# WHAT YOU WILL DO:
Each of the entries should be retyped precisely as it appears.

# Items from a dataset:
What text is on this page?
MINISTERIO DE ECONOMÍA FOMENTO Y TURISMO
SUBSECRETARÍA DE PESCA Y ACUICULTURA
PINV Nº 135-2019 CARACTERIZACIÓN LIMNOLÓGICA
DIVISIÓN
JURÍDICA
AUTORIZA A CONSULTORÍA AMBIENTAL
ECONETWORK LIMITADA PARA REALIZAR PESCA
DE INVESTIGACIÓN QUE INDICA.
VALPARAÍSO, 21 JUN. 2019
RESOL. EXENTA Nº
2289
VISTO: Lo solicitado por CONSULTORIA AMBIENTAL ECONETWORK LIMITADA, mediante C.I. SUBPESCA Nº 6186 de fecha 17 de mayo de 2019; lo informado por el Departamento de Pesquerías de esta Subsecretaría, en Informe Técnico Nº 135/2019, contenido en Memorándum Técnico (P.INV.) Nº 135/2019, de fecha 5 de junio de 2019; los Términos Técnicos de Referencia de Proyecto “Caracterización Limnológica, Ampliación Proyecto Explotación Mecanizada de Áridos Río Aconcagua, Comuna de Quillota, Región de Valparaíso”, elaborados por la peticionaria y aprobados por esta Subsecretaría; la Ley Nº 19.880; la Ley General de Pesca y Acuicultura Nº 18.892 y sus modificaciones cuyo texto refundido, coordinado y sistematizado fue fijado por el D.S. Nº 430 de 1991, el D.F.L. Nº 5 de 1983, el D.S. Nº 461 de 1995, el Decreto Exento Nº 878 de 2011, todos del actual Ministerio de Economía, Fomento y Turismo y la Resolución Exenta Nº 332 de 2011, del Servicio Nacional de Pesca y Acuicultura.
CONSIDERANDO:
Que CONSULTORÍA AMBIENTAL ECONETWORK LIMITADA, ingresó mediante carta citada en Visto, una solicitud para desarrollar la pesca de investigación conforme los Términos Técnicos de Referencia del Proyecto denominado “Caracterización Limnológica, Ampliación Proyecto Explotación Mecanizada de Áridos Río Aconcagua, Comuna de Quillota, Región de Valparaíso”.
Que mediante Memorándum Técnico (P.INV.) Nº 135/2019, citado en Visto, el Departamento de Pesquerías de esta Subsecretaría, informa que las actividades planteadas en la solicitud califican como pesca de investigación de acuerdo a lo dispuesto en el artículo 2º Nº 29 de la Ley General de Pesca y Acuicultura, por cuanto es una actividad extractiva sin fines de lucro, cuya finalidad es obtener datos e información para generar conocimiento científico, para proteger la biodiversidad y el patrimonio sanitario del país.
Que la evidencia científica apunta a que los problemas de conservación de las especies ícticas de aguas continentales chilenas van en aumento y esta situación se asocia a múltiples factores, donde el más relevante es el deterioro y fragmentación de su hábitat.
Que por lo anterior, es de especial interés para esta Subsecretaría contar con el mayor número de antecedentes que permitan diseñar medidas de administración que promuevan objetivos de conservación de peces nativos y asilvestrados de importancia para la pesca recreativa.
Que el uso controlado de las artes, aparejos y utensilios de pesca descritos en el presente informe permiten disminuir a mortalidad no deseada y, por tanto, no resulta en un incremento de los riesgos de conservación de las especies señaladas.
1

# ANSWER IN FULL:
What text is on this page?
MINISTERIO DE ECONOMÍA FOMENTO Y TURISMO
SUBSECRETARÍA DE PESCA Y ACUICULTURA
PINV Nº 135-2019 CARACTERIZACIÓN LIMNOLÓGICA
DIVISIÓN
JURÍDICA
AUTORIZA A CONSULTORÍA AMBIENTAL
ECONETWORK LIMITADA PARA REALIZAR PESCA
DE INVESTIGACIÓN QUE INDICA.
VALPARAÍSO, 21 JUN. 2019
RESOL. EXENTA Nº
2289
VISTO: Lo solicitado por CONSULTORIA AMBIENTAL ECONETWORK LIMITADA, mediante C.I. SUBPESCA Nº 6186 de fecha 17 de mayo de 2019; lo informado por el Departamento de Pesquerías de esta Subsecretaría, en Informe Técnico Nº 135/2019, contenido en Memorándum Técnico (P.INV.) Nº 135/2019, de fecha 5 de junio de 2019; los Términos Técnicos de Referencia de Proyecto “Caracterización Limnológica, Ampliación Proyecto Explotación Mecanizada de Áridos Río Aconcagua, Comuna de Quillota, Región de Valparaíso”, elaborados por la peticionaria y aprobados por esta Subsecretaría; la Ley Nº 19.880; la Ley General de Pesca y Acuicultura Nº 18.892 y sus modificaciones cuyo texto refundido, coordinado y sistematizado fue fijado por el D.S. Nº 430 de 1991, el D.F.L. Nº 5 de 1983, el D.S. Nº 461 de 1995, el Decreto Exento Nº 878 de 2011, todos del actual Ministerio de Economía, Fomento y Turismo y la Resolución Exenta Nº 332 de 2011, del Servicio Nacional de Pesca y Acuicultura.
CONSIDERANDO:
Que CONSULTORÍA AMBIENTAL ECONETWORK LIMITADA, ingresó mediante carta citada en Visto, una solicitud para desarrollar la pesca de investigación conforme los Términos Técnicos de Referencia del Proyecto denominado “Caracterización Limnológica, Ampliación Proyecto Explotación Mecanizada de Áridos Río Aconcagua, Comuna de Quillota, Región de Valparaíso”.
Que mediante Memorándum Técnico (P.INV.) Nº 135/2019, citado en Visto, el Departamento de Pesquerías de esta Subsecretaría, informa que las actividades planteadas en la solicitud califican como pesca de investigación de acuerdo a lo dispuesto en el artículo 2º Nº 29 de la Ley General de Pesca y Acuicultura, por cuanto es una actividad extractiva sin fines de lucro, cuya finalidad es obtener datos e información para generar conocimiento científico, para proteger la biodiversidad y el patrimonio sanitario del país.
Que la evidencia científica apunta a que los problemas de conservación de las especies ícticas de aguas continentales chilenas van en aumento y esta situación se asocia a múltiples factores, donde el más relevante es el deterioro y fragmentación de su hábitat.
Que por lo anterior, es de especial interés para esta Subsecretaría contar con el mayor número de antecedentes que permitan diseñar medidas de administración que promuevan objetivos de conservación de peces nativos y asilvestrados de importancia para la pesca recreativa.
Que el uso controlado de las artes, aparejos y utensilios de pesca descritos en el presente informe permiten disminuir a mortalidad no deseada y, por tanto, no resulta en un incremento de los riesgos de conservación de las especies señaladas.
1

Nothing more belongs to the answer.